El escenario no puede ser más apocalíptico; inundaciones en el centro de Europa, dos guerras que parecen no tener fin, los bosques de Portugal en llamas por aquí los cerros tutelares de Cali también, y ya hasta en la vía al mar y el barrio San Antonio.

Me acostumbré ya a sacudir cenizas cuando llego a la puerta de mi casa. Mientras escasea el agua y el gas -existe la nefasta posibilidad que en diciembre próximo 11 millones de colombianos no tengan gas y los bogotanos se queden sin agua en 2026- el calentamiento del planeta nos dice que es absoluta realidad con su cerco de fuego, aún en las noches.

(Entradas de la colección)
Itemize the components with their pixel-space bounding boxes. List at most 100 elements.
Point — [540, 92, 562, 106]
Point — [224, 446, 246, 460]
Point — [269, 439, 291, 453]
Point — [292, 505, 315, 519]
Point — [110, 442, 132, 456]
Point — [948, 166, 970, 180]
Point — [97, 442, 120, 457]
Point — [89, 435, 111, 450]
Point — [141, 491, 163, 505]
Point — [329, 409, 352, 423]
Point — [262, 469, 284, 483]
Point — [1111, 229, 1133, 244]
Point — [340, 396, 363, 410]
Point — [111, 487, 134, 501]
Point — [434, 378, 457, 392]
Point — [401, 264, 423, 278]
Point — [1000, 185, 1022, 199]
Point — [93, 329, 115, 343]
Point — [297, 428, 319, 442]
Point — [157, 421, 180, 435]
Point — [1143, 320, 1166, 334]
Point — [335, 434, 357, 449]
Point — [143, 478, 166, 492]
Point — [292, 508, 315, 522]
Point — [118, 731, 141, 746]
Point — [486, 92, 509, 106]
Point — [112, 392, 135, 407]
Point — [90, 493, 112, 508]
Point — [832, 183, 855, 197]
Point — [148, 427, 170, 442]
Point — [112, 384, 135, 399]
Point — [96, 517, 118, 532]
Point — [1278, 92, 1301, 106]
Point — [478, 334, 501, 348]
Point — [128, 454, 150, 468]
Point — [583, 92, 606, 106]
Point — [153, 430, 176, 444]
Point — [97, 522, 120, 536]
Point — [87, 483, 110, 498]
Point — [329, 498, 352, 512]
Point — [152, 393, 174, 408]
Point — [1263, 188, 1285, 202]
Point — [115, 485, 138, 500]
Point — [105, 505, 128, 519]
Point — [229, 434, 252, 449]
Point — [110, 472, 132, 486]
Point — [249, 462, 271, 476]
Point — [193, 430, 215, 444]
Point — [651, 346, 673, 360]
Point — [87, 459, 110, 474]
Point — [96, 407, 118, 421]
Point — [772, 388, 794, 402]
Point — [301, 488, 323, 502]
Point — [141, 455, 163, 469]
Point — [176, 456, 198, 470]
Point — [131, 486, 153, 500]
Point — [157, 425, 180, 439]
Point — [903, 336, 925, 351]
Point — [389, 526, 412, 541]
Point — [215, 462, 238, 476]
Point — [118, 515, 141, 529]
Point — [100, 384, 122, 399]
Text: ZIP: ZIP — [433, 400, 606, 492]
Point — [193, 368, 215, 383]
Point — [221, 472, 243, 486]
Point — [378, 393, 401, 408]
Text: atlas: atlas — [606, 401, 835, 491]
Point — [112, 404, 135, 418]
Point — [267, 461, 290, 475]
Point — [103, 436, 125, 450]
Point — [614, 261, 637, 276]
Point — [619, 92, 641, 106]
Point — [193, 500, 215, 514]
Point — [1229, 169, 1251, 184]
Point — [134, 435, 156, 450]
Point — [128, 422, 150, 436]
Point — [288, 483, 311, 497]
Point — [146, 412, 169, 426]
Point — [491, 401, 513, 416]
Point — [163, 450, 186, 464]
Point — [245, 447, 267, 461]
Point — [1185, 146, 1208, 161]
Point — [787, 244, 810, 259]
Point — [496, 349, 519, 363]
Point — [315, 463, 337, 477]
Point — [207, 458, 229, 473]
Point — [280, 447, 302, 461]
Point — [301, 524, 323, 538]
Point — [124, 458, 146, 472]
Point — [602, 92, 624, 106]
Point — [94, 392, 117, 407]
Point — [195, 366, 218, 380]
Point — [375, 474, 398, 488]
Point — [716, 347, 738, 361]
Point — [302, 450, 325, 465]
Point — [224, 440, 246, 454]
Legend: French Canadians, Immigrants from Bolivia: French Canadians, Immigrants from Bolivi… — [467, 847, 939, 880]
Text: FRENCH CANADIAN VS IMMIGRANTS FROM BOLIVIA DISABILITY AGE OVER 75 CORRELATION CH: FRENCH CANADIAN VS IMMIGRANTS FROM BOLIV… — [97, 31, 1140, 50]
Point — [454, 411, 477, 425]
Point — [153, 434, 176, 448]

Instrucciones de la tarea:
¿Concuerdan con el fragmento sobre los incendios y el calentamiento del planeta las afirmaciones siguientes? Responde sí o no a cada una y cita literalmente las palabras del fragmento que lo deciden.
1. Los bosques de Portugal están en llamas.
2. Existe la posibilidad de que los bogotanos se queden sin agua en diciembre próximo.
3. El calentamiento del planeta se hace sentir solo durante el día.

Solución de la tarea:
1. Sí: «los bosques de Portugal en llamas».
2. No: «los bogotanos se queden sin agua en 2026».
3. No: «con su cerco de fuego, aún en las noches».